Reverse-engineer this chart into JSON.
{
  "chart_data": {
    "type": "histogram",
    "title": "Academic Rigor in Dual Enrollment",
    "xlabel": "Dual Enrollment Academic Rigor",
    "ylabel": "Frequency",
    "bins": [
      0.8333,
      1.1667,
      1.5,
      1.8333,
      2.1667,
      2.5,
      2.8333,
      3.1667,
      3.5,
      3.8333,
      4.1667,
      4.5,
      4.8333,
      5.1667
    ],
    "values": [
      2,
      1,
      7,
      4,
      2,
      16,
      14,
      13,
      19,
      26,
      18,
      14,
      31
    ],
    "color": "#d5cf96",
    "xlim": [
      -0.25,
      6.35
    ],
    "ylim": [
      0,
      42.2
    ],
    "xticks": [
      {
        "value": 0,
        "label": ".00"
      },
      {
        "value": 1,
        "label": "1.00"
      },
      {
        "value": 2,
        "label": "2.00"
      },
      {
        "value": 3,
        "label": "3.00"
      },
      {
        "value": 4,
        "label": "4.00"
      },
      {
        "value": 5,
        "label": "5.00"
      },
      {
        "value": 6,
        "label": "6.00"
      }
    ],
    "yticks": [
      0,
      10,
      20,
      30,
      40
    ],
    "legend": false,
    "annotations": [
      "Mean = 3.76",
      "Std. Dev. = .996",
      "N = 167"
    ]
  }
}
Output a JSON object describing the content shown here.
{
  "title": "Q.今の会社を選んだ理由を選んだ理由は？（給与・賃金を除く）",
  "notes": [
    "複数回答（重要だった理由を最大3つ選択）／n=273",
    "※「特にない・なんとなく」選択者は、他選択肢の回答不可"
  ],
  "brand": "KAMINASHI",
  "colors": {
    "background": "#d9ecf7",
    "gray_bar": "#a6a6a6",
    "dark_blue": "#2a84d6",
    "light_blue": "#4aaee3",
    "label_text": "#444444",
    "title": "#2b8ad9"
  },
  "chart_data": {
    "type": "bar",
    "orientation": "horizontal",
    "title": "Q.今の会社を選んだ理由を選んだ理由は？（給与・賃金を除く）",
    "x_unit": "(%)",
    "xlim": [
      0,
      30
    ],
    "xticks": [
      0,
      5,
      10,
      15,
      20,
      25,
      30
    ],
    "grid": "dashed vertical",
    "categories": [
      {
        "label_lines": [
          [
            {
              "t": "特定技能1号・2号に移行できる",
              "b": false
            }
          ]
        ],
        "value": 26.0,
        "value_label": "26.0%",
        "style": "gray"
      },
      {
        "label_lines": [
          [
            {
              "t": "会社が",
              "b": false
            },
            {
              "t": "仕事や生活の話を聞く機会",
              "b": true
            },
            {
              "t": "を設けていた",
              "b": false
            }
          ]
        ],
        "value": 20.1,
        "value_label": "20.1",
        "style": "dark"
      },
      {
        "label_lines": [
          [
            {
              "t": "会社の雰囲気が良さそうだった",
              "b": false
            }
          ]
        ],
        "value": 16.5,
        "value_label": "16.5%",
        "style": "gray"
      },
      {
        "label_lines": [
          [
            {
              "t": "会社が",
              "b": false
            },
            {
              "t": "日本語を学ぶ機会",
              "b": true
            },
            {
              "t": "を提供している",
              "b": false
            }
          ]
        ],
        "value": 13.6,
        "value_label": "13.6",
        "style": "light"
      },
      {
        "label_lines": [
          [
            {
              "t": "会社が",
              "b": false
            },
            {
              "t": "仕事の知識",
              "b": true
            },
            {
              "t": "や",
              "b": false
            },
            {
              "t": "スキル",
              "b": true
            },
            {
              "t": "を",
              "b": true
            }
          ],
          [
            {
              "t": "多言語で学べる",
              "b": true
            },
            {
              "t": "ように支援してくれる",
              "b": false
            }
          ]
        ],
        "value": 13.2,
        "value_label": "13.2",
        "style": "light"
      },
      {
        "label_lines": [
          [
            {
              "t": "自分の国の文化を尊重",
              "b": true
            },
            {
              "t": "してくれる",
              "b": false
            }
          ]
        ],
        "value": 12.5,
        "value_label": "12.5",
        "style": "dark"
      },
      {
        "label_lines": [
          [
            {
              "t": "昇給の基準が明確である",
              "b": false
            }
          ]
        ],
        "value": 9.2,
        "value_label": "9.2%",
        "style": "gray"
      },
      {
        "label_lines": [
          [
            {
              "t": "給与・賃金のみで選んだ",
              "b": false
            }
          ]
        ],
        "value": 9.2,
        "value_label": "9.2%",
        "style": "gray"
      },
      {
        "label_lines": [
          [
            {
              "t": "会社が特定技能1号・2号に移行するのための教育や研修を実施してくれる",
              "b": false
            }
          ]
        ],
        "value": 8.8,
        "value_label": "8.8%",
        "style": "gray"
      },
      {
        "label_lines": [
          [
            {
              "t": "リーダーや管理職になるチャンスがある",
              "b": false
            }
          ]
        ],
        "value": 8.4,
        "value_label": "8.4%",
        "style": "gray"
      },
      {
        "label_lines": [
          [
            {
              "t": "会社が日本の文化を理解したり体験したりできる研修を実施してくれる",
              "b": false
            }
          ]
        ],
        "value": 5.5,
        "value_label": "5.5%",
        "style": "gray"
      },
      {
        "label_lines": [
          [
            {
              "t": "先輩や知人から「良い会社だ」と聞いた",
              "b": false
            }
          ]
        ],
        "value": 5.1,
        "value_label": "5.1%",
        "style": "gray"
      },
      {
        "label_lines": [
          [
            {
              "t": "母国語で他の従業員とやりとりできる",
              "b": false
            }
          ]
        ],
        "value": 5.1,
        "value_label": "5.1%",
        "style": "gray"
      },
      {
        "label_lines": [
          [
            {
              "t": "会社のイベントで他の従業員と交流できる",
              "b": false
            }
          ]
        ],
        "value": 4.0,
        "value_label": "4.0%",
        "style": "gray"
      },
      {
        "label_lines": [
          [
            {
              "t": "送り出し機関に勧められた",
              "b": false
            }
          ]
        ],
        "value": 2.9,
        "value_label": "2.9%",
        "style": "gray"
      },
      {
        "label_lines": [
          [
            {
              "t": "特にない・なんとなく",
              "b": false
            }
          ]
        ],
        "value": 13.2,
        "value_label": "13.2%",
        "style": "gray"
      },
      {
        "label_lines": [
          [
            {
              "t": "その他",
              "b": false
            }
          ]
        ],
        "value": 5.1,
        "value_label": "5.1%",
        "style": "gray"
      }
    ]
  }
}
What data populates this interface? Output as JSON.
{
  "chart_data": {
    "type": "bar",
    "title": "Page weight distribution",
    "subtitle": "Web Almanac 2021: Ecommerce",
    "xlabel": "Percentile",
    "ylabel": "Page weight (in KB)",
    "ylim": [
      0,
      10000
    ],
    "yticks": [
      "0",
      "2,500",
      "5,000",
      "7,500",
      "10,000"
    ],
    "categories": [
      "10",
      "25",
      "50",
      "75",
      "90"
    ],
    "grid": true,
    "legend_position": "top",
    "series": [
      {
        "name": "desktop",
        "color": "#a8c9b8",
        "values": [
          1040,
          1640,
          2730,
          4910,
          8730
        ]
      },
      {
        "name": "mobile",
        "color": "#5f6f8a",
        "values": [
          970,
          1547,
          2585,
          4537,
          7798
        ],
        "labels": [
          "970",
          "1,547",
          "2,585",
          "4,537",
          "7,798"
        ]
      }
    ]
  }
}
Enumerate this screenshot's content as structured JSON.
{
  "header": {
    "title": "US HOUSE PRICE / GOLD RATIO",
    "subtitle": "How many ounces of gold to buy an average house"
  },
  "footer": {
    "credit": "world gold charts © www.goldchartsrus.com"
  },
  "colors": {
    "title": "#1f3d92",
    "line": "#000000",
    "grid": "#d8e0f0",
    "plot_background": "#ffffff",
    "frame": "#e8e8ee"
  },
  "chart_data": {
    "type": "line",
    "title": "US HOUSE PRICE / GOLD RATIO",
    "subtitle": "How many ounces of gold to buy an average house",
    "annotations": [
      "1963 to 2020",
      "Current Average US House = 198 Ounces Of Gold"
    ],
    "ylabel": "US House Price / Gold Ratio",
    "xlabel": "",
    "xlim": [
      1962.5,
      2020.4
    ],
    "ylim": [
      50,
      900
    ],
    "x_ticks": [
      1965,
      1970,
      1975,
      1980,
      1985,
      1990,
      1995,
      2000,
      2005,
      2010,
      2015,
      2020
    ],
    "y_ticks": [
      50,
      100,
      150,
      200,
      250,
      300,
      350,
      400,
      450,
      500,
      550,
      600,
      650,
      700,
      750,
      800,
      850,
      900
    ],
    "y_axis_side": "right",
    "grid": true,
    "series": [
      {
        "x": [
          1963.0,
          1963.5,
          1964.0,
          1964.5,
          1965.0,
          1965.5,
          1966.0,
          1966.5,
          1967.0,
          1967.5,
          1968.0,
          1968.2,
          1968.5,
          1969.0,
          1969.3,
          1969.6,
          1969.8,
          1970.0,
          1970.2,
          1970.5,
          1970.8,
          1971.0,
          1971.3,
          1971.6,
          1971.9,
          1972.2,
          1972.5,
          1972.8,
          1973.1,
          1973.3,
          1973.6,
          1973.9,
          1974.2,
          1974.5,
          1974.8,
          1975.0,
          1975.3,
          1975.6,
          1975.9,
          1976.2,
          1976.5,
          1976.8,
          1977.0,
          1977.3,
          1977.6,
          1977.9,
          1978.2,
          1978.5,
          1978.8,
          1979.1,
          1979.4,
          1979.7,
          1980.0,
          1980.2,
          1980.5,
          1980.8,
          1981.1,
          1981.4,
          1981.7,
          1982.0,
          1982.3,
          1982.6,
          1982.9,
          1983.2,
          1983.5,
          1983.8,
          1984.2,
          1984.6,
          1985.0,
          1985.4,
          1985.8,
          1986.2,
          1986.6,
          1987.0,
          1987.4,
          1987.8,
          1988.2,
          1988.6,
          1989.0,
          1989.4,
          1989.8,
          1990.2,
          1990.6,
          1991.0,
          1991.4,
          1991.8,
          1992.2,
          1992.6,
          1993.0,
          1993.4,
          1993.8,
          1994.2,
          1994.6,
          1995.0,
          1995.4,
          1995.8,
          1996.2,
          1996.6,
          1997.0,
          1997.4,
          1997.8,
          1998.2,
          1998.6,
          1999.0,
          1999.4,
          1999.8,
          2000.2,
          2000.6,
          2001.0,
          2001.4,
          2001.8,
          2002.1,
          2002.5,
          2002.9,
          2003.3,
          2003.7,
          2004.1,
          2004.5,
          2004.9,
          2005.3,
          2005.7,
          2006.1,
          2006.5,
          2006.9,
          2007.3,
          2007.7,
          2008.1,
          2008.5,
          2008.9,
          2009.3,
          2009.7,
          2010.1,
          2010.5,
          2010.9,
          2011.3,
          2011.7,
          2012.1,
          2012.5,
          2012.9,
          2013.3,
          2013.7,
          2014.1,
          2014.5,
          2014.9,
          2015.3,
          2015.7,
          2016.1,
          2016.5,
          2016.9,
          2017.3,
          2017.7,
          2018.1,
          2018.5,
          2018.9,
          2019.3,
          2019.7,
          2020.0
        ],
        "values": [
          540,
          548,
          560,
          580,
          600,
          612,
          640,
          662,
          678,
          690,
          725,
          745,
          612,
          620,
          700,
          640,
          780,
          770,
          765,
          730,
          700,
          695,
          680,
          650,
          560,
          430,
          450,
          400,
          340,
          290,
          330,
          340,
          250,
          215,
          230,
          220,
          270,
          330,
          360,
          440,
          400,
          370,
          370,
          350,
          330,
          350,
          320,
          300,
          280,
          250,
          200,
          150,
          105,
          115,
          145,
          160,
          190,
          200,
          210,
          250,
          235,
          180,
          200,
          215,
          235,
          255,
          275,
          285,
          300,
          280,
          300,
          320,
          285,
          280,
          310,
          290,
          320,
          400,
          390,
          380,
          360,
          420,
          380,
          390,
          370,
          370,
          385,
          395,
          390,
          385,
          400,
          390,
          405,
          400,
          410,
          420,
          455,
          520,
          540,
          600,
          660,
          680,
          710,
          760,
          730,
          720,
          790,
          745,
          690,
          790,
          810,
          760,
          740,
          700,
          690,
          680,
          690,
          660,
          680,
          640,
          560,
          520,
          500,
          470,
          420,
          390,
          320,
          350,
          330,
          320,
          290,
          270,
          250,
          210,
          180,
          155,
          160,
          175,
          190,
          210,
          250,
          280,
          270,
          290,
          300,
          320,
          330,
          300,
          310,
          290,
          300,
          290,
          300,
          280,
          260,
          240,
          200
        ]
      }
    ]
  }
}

========================================================================

Filter the data, keeping only the lines that contain "content".

Output a JSON object describing the content shown here.
Enumerate this screenshot's content as structured JSON.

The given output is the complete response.